* _Work instructions_
Find each line with the word "motor" and state how many there are, nothing more.

* _Records for this task_
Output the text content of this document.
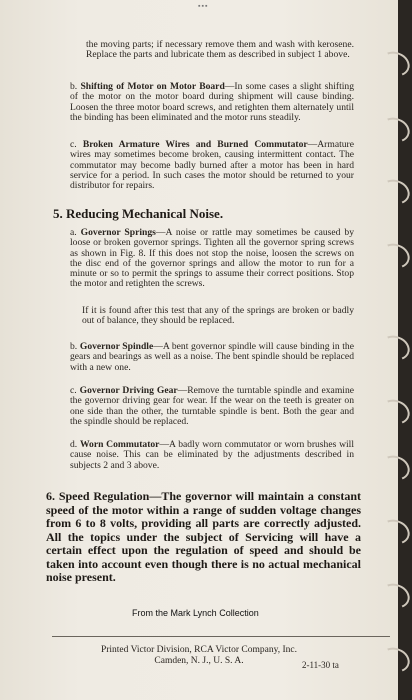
▪▪▪
the moving parts; if necessary remove them and wash with kerosene. Replace the parts and lubricate them as described in subject 1 above.
b. Shifting of Motor on Motor Board—In some cases a slight shifting of the motor on the motor board during shipment will cause binding. Loosen the three motor board screws, and retighten them alternately until the binding has been eliminated and the motor runs steadily.
c. Broken Armature Wires and Burned Commutator—Armature wires may sometimes become broken, causing intermittent contact. The commutator may become badly burned after a motor has been in hard service for a period. In such cases the motor should be returned to your distributor for repairs.
5. Reducing Mechanical Noise.
a. Governor Springs—A noise or rattle may sometimes be caused by loose or broken governor springs. Tighten all the governor spring screws as shown in Fig. 8. If this does not stop the noise, loosen the screws on the disc end of the governor springs and allow the motor to run for a minute or so to permit the springs to assume their correct positions. Stop the motor and retighten the screws.
If it is found after this test that any of the springs are broken or badly out of balance, they should be replaced.
b. Governor Spindle—A bent governor spindle will cause binding in the gears and bearings as well as a noise. The bent spindle should be replaced with a new one.
c. Governor Driving Gear—Remove the turntable spindle and examine the governor driving gear for wear. If the wear on the teeth is greater on one side than the other, the turntable spindle is bent. Both the gear and the spindle should be replaced.
d. Worn Commutator—A badly worn commutator or worn brushes will cause noise. This can be eliminated by the adjustments described in subjects 2 and 3 above.
6. Speed Regulation—The governor will maintain a constant speed of the motor within a range of sudden voltage changes from 6 to 8 volts, providing all parts are correctly adjusted. All the topics under the subject of Servicing will have a certain effect upon the regulation of speed and should be taken into account even though there is no actual mechanical noise present.
From the Mark Lynch Collection
Printed Victor Division, RCA Victor Company, Inc.
Camden, N. J., U. S. A.	2-11-30 ta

* _Finished exercise_
4